#### [Written exercise]
Nothing should be left out: output all of the entries exactly.

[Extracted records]
— begin —

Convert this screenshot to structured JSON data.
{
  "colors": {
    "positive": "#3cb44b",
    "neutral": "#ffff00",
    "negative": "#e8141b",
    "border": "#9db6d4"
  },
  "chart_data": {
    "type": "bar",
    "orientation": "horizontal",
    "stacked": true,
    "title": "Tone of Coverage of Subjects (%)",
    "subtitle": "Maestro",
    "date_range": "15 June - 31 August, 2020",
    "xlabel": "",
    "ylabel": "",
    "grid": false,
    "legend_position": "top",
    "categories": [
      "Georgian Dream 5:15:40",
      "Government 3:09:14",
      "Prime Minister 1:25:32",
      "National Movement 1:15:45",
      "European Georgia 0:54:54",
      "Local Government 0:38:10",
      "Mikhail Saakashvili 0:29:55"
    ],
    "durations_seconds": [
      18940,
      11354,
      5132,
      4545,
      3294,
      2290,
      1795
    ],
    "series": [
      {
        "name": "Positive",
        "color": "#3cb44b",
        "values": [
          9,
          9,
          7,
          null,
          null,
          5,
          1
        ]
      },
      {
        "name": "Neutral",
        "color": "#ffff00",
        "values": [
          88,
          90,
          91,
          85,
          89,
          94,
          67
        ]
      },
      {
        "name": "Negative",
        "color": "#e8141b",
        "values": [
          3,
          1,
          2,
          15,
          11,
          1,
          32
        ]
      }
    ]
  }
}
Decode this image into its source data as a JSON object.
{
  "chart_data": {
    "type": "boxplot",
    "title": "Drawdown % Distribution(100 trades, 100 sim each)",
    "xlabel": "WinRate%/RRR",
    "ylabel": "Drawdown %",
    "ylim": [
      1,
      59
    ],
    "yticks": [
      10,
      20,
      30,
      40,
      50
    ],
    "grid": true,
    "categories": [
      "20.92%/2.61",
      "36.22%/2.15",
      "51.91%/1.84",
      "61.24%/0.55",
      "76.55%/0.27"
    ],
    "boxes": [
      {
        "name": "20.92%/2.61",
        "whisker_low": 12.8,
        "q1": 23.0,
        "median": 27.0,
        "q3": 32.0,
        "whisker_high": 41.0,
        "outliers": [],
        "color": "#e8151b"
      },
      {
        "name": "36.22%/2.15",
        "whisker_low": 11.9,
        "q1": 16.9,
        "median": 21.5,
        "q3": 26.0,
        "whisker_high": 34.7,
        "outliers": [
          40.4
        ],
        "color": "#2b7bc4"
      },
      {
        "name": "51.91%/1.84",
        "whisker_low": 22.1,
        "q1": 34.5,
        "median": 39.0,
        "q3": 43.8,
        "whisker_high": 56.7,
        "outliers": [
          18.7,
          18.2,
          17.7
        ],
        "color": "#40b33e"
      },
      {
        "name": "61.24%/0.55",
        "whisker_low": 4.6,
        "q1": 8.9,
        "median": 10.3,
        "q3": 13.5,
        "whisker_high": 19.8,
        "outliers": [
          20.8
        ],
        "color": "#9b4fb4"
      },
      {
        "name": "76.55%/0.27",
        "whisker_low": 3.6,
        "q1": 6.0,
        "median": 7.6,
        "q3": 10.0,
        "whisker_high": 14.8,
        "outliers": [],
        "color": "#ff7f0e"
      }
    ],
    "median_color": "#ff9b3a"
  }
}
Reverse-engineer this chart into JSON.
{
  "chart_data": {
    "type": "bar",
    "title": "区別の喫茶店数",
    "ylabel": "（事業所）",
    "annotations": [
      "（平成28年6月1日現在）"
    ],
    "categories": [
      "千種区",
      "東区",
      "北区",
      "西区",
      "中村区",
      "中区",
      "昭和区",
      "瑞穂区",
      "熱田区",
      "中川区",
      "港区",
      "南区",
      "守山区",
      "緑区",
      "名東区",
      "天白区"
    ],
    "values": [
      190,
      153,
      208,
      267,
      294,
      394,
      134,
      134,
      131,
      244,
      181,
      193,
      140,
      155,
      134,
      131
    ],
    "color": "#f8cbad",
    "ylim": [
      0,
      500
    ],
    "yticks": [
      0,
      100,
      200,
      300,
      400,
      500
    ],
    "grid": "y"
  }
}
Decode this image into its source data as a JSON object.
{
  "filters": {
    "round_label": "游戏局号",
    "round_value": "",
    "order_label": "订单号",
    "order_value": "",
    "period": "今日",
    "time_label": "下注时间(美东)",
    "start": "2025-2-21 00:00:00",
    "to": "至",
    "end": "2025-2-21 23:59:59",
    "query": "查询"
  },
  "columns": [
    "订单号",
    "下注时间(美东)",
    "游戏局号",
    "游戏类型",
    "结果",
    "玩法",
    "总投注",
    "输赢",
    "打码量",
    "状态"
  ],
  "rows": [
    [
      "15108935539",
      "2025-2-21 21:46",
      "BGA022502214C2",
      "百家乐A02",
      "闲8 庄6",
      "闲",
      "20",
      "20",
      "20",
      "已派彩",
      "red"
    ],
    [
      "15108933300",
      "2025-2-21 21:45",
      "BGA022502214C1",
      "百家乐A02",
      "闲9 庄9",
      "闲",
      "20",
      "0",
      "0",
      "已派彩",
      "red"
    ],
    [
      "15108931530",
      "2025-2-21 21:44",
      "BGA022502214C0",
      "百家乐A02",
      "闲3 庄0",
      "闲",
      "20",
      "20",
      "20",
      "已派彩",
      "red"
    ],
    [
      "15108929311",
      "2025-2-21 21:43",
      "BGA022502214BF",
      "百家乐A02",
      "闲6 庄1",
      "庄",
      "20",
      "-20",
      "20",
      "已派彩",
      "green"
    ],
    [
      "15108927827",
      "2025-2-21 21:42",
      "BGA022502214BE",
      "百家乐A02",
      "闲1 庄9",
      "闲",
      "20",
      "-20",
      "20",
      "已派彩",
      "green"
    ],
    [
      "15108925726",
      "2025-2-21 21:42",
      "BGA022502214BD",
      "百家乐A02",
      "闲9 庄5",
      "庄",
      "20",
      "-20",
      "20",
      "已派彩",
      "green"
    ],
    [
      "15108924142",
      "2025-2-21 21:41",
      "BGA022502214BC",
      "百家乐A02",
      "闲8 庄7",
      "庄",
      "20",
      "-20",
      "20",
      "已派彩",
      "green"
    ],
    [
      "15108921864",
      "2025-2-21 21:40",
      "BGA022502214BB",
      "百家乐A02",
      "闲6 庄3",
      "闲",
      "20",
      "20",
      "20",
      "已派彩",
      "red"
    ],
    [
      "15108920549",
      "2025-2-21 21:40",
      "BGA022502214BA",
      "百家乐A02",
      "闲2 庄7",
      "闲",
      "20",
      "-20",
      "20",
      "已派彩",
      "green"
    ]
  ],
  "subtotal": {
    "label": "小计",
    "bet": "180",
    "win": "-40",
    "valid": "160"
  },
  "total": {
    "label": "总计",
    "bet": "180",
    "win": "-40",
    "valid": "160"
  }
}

— end —

#### [The completed task]
Convert this screenshot to structured JSON data.
{
  "colors": {
    "positive": "#3cb44b",
    "neutral": "#ffff00",
    "negative": "#e8141b",
    "border": "#9db6d4"
  },
  "chart_data": {
    "type": "bar",
    "orientation": "horizontal",
    "stacked": true,
    "title": "Tone of Coverage of Subjects (%)",
    "subtitle": "Maestro",
    "date_range": "15 June - 31 August, 2020",
    "xlabel": "",
    "ylabel": "",
    "grid": false,
    "legend_position": "top",
    "categories": [
      "Georgian Dream 5:15:40",
      "Government 3:09:14",
      "Prime Minister 1:25:32",
      "National Movement 1:15:45",
      "European Georgia 0:54:54",
      "Local Government 0:38:10",
      "Mikhail Saakashvili 0:29:55"
    ],
    "durations_seconds": [
      18940,
      11354,
      5132,
      4545,
      3294,
      2290,
      1795
    ],
    "series": [
      {
        "name": "Positive",
        "color": "#3cb44b",
        "values": [
          9,
          9,
          7,
          null,
          null,
          5,
          1
        ]
      },
      {
        "name": "Neutral",
        "color": "#ffff00",
        "values": [
          88,
          90,
          91,
          85,
          89,
          94,
          67
        ]
      },
      {
        "name": "Negative",
        "color": "#e8141b",
        "values": [
          3,
          1,
          2,
          15,
          11,
          1,
          32
        ]
      }
    ]
  }
}
Decode this image into its source data as a JSON object.
{
  "chart_data": {
    "type": "boxplot",
    "title": "Drawdown % Distribution(100 trades, 100 sim each)",
    "xlabel": "WinRate%/RRR",
    "ylabel": "Drawdown %",
    "ylim": [
      1,
      59
    ],
    "yticks": [
      10,
      20,
      30,
      40,
      50
    ],
    "grid": true,
    "categories": [
      "20.92%/2.61",
      "36.22%/2.15",
      "51.91%/1.84",
      "61.24%/0.55",
      "76.55%/0.27"
    ],
    "boxes": [
      {
        "name": "20.92%/2.61",
        "whisker_low": 12.8,
        "q1": 23.0,
        "median": 27.0,
        "q3": 32.0,
        "whisker_high": 41.0,
        "outliers": [],
        "color": "#e8151b"
      },
      {
        "name": "36.22%/2.15",
        "whisker_low": 11.9,
        "q1": 16.9,
        "median": 21.5,
        "q3": 26.0,
        "whisker_high": 34.7,
        "outliers": [
          40.4
        ],
        "color": "#2b7bc4"
      },
      {
        "name": "51.91%/1.84",
        "whisker_low": 22.1,
        "q1": 34.5,
        "median": 39.0,
        "q3": 43.8,
        "whisker_high": 56.7,
        "outliers": [
          18.7,
          18.2,
          17.7
        ],
        "color": "#40b33e"
      },
      {
        "name": "61.24%/0.55",
        "whisker_low": 4.6,
        "q1": 8.9,
        "median": 10.3,
        "q3": 13.5,
        "whisker_high": 19.8,
        "outliers": [
          20.8
        ],
        "color": "#9b4fb4"
      },
      {
        "name": "76.55%/0.27",
        "whisker_low": 3.6,
        "q1": 6.0,
        "median": 7.6,
        "q3": 10.0,
        "whisker_high": 14.8,
        "outliers": [],
        "color": "#ff7f0e"
      }
    ],
    "median_color": "#ff9b3a"
  }
}
Reverse-engineer this chart into JSON.
{
  "chart_data": {
    "type": "bar",
    "title": "区別の喫茶店数",
    "ylabel": "（事業所）",
    "annotations": [
      "（平成28年6月1日現在）"
    ],
    "categories": [
      "千種区",
      "東区",
      "北区",
      "西区",
      "中村区",
      "中区",
      "昭和区",
      "瑞穂区",
      "熱田区",
      "中川区",
      "港区",
      "南区",
      "守山区",
      "緑区",
      "名東区",
      "天白区"
    ],
    "values": [
      190,
      153,
      208,
      267,
      294,
      394,
      134,
      134,
      131,
      244,
      181,
      193,
      140,
      155,
      134,
      131
    ],
    "color": "#f8cbad",
    "ylim": [
      0,
      500
    ],
    "yticks": [
      0,
      100,
      200,
      300,
      400,
      500
    ],
    "grid": "y"
  }
}
Decode this image into its source data as a JSON object.
{
  "filters": {
    "round_label": "游戏局号",
    "round_value": "",
    "order_label": "订单号",
    "order_value": "",
    "period": "今日",
    "time_label": "下注时间(美东)",
    "start": "2025-2-21 00:00:00",
    "to": "至",
    "end": "2025-2-21 23:59:59",
    "query": "查询"
  },
  "columns": [
    "订单号",
    "下注时间(美东)",
    "游戏局号",
    "游戏类型",
    "结果",
    "玩法",
    "总投注",
    "输赢",
    "打码量",
    "状态"
  ],
  "rows": [
    [
      "15108935539",
      "2025-2-21 21:46",
      "BGA022502214C2",
      "百家乐A02",
      "闲8 庄6",
      "闲",
      "20",
      "20",
      "20",
      "已派彩",
      "red"
    ],
    [
      "15108933300",
      "2025-2-21 21:45",
      "BGA022502214C1",
      "百家乐A02",
      "闲9 庄9",
      "闲",
      "20",
      "0",
      "0",
      "已派彩",
      "red"
    ],
    [
      "15108931530",
      "2025-2-21 21:44",
      "BGA022502214C0",
      "百家乐A02",
      "闲3 庄0",
      "闲",
      "20",
      "20",
      "20",
      "已派彩",
      "red"
    ],
    [
      "15108929311",
      "2025-2-21 21:43",
      "BGA022502214BF",
      "百家乐A02",
      "闲6 庄1",
      "庄",
      "20",
      "-20",
      "20",
      "已派彩",
      "green"
    ],
    [
      "15108927827",
      "2025-2-21 21:42",
      "BGA022502214BE",
      "百家乐A02",
      "闲1 庄9",
      "闲",
      "20",
      "-20",
      "20",
      "已派彩",
      "green"
    ],
    [
      "15108925726",
      "2025-2-21 21:42",
      "BGA022502214BD",
      "百家乐A02",
      "闲9 庄5",
      "庄",
      "20",
      "-20",
      "20",
      "已派彩",
      "green"
    ],
    [
      "15108924142",
      "2025-2-21 21:41",
      "BGA022502214BC",
      "百家乐A02",
      "闲8 庄7",
      "庄",
      "20",
      "-20",
      "20",
      "已派彩",
      "green"
    ],
    [
      "15108921864",
      "2025-2-21 21:40",
      "BGA022502214BB",
      "百家乐A02",
      "闲6 庄3",
      "闲",
      "20",
      "20",
      "20",
      "已派彩",
      "red"
    ],
    [
      "15108920549",
      "2025-2-21 21:40",
      "BGA022502214BA",
      "百家乐A02",
      "闲2 庄7",
      "闲",
      "20",
      "-20",
      "20",
      "已派彩",
      "green"
    ]
  ],
  "subtotal": {
    "label": "小计",
    "bet": "180",
    "win": "-40",
    "valid": "160"
  },
  "total": {
    "label": "总计",
    "bet": "180",
    "win": "-40",
    "valid": "160"
  }
}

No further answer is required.